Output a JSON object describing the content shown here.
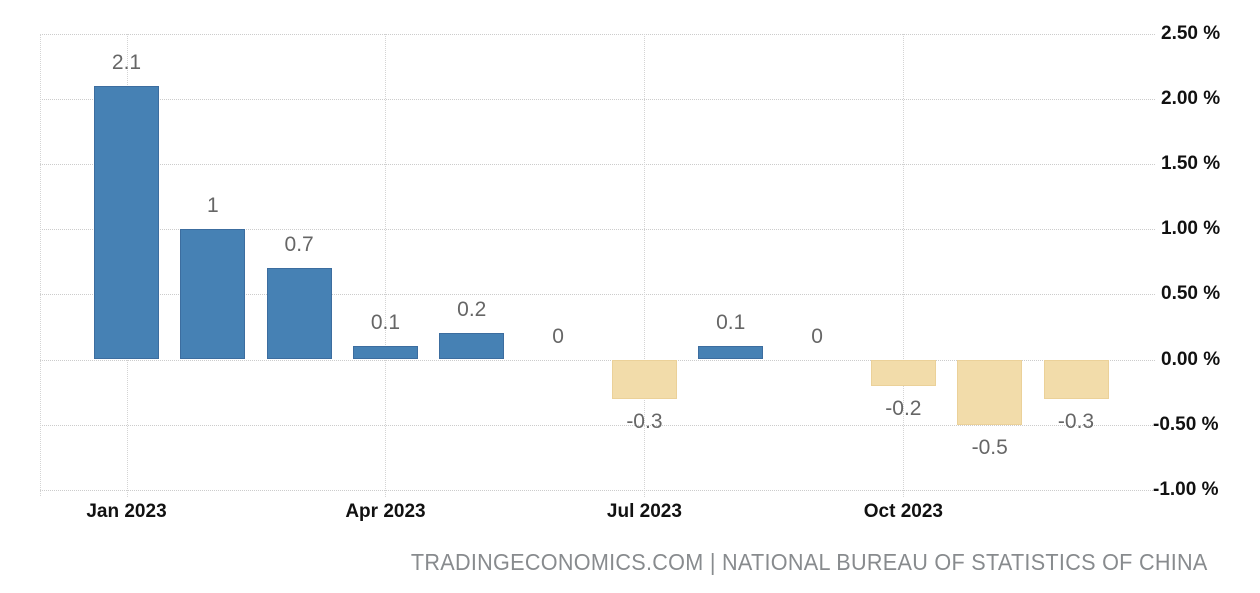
{
  "chart_data": {
    "type": "bar",
    "categories": [
      "Jan 2023",
      "Feb 2023",
      "Mar 2023",
      "Apr 2023",
      "May 2023",
      "Jun 2023",
      "Jul 2023",
      "Aug 2023",
      "Sep 2023",
      "Oct 2023",
      "Nov 2023",
      "Dec 2023"
    ],
    "values": [
      2.1,
      1,
      0.7,
      0.1,
      0.2,
      0,
      -0.3,
      0.1,
      0,
      -0.2,
      -0.5,
      -0.3
    ],
    "value_labels": [
      "2.1",
      "1",
      "0.7",
      "0.1",
      "0.2",
      "0",
      "-0.3",
      "0.1",
      "0",
      "-0.2",
      "-0.5",
      "-0.3"
    ],
    "x_axis": {
      "tick_labels": [
        "Jan 2023",
        "Apr 2023",
        "Jul 2023",
        "Oct 2023"
      ],
      "tick_category_indexes": [
        0,
        3,
        6,
        9
      ]
    },
    "y_axis": {
      "side": "right",
      "unit": "%",
      "tick_values": [
        2.5,
        2.0,
        1.5,
        1.0,
        0.5,
        0.0,
        -0.5,
        -1.0
      ],
      "tick_labels": [
        "2.50 %",
        "2.00 %",
        "1.50 %",
        "1.00 %",
        "0.50 %",
        "0.00 %",
        "-0.50 %",
        "-1.00 %"
      ],
      "range": [
        -1.0,
        2.5
      ]
    },
    "grid": {
      "horizontal": "dotted",
      "vertical": "dotted"
    },
    "legend": false,
    "colors": {
      "positive_bar": "#4681b4",
      "positive_bar_border": "#3c6d9f",
      "negative_bar": "#f2dcaa",
      "negative_bar_border": "#ebd199",
      "value_label_text": "#666666",
      "axis_label_text": "#111111",
      "gridline": "#cccccc",
      "background": "#ffffff"
    }
  },
  "attribution": {
    "text": "TRADINGECONOMICS.COM | NATIONAL BUREAU OF STATISTICS OF CHINA"
  }
}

···

» Task requirements
Omitting all images, retype each line of the records precisely.

» Finished answer
Output a JSON object describing the content shown here.
{
  "chart_data": {
    "type": "bar",
    "categories": [
      "Jan 2023",
      "Feb 2023",
      "Mar 2023",
      "Apr 2023",
      "May 2023",
      "Jun 2023",
      "Jul 2023",
      "Aug 2023",
      "Sep 2023",
      "Oct 2023",
      "Nov 2023",
      "Dec 2023"
    ],
    "values": [
      2.1,
      1,
      0.7,
      0.1,
      0.2,
      0,
      -0.3,
      0.1,
      0,
      -0.2,
      -0.5,
      -0.3
    ],
    "value_labels": [
      "2.1",
      "1",
      "0.7",
      "0.1",
      "0.2",
      "0",
      "-0.3",
      "0.1",
      "0",
      "-0.2",
      "-0.5",
      "-0.3"
    ],
    "x_axis": {
      "tick_labels": [
        "Jan 2023",
        "Apr 2023",
        "Jul 2023",
        "Oct 2023"
      ],
      "tick_category_indexes": [
        0,
        3,
        6,
        9
      ]
    },
    "y_axis": {
      "side": "right",
      "unit": "%",
      "tick_values": [
        2.5,
        2.0,
        1.5,
        1.0,
        0.5,
        0.0,
        -0.5,
        -1.0
      ],
      "tick_labels": [
        "2.50 %",
        "2.00 %",
        "1.50 %",
        "1.00 %",
        "0.50 %",
        "0.00 %",
        "-0.50 %",
        "-1.00 %"
      ],
      "range": [
        -1.0,
        2.5
      ]
    },
    "grid": {
      "horizontal": "dotted",
      "vertical": "dotted"
    },
    "legend": false,
    "colors": {
      "positive_bar": "#4681b4",
      "positive_bar_border": "#3c6d9f",
      "negative_bar": "#f2dcaa",
      "negative_bar_border": "#ebd199",
      "value_label_text": "#666666",
      "axis_label_text": "#111111",
      "gridline": "#cccccc",
      "background": "#ffffff"
    }
  },
  "attribution": {
    "text": "TRADINGECONOMICS.COM | NATIONAL BUREAU OF STATISTICS OF CHINA"
  }
}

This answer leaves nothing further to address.